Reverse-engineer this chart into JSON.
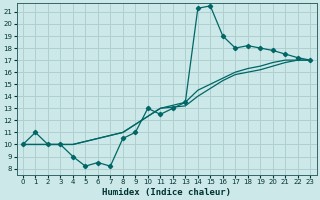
{
  "xlabel": "Humidex (Indice chaleur)",
  "bg_color": "#cde8e8",
  "grid_color": "#b0d0d0",
  "line_color": "#006666",
  "xlim": [
    -0.5,
    23.5
  ],
  "ylim": [
    7.5,
    21.7
  ],
  "xticks": [
    0,
    1,
    2,
    3,
    4,
    5,
    6,
    7,
    8,
    9,
    10,
    11,
    12,
    13,
    14,
    15,
    16,
    17,
    18,
    19,
    20,
    21,
    22,
    23
  ],
  "yticks": [
    8,
    9,
    10,
    11,
    12,
    13,
    14,
    15,
    16,
    17,
    18,
    19,
    20,
    21
  ],
  "curve_x": [
    0,
    1,
    2,
    3,
    4,
    5,
    6,
    7,
    8,
    9,
    10,
    11,
    12,
    13,
    14,
    15,
    16,
    17,
    18,
    19,
    20,
    21,
    22,
    23
  ],
  "curve_y": [
    10,
    11,
    10,
    10,
    9,
    8.2,
    8.5,
    8.2,
    10.5,
    11,
    13,
    12.5,
    13,
    13.5,
    21.3,
    21.5,
    19,
    18,
    18.2,
    18,
    17.8,
    17.5,
    17.2,
    17
  ],
  "diag1_x": [
    0,
    2,
    4,
    8,
    11,
    13,
    14,
    16,
    17,
    18,
    19,
    20,
    21,
    22,
    23
  ],
  "diag1_y": [
    10,
    10,
    10,
    11,
    13,
    13.5,
    14.5,
    15.5,
    16,
    16.3,
    16.5,
    16.8,
    17,
    17,
    17
  ],
  "diag2_x": [
    0,
    4,
    8,
    11,
    13,
    14,
    16,
    17,
    18,
    19,
    20,
    21,
    22,
    23
  ],
  "diag2_y": [
    10,
    10,
    11,
    13,
    13.2,
    14,
    15.3,
    15.8,
    16,
    16.2,
    16.5,
    16.8,
    17,
    17
  ]
}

• What to do:
Repeat the material verbatim. Do not carry over any picture.

• Written reply:
Reverse-engineer this chart into JSON.
{
  "xlabel": "Humidex (Indice chaleur)",
  "bg_color": "#cde8e8",
  "grid_color": "#b0d0d0",
  "line_color": "#006666",
  "xlim": [
    -0.5,
    23.5
  ],
  "ylim": [
    7.5,
    21.7
  ],
  "xticks": [
    0,
    1,
    2,
    3,
    4,
    5,
    6,
    7,
    8,
    9,
    10,
    11,
    12,
    13,
    14,
    15,
    16,
    17,
    18,
    19,
    20,
    21,
    22,
    23
  ],
  "yticks": [
    8,
    9,
    10,
    11,
    12,
    13,
    14,
    15,
    16,
    17,
    18,
    19,
    20,
    21
  ],
  "curve_x": [
    0,
    1,
    2,
    3,
    4,
    5,
    6,
    7,
    8,
    9,
    10,
    11,
    12,
    13,
    14,
    15,
    16,
    17,
    18,
    19,
    20,
    21,
    22,
    23
  ],
  "curve_y": [
    10,
    11,
    10,
    10,
    9,
    8.2,
    8.5,
    8.2,
    10.5,
    11,
    13,
    12.5,
    13,
    13.5,
    21.3,
    21.5,
    19,
    18,
    18.2,
    18,
    17.8,
    17.5,
    17.2,
    17
  ],
  "diag1_x": [
    0,
    2,
    4,
    8,
    11,
    13,
    14,
    16,
    17,
    18,
    19,
    20,
    21,
    22,
    23
  ],
  "diag1_y": [
    10,
    10,
    10,
    11,
    13,
    13.5,
    14.5,
    15.5,
    16,
    16.3,
    16.5,
    16.8,
    17,
    17,
    17
  ],
  "diag2_x": [
    0,
    4,
    8,
    11,
    13,
    14,
    16,
    17,
    18,
    19,
    20,
    21,
    22,
    23
  ],
  "diag2_y": [
    10,
    10,
    11,
    13,
    13.2,
    14,
    15.3,
    15.8,
    16,
    16.2,
    16.5,
    16.8,
    17,
    17
  ]
}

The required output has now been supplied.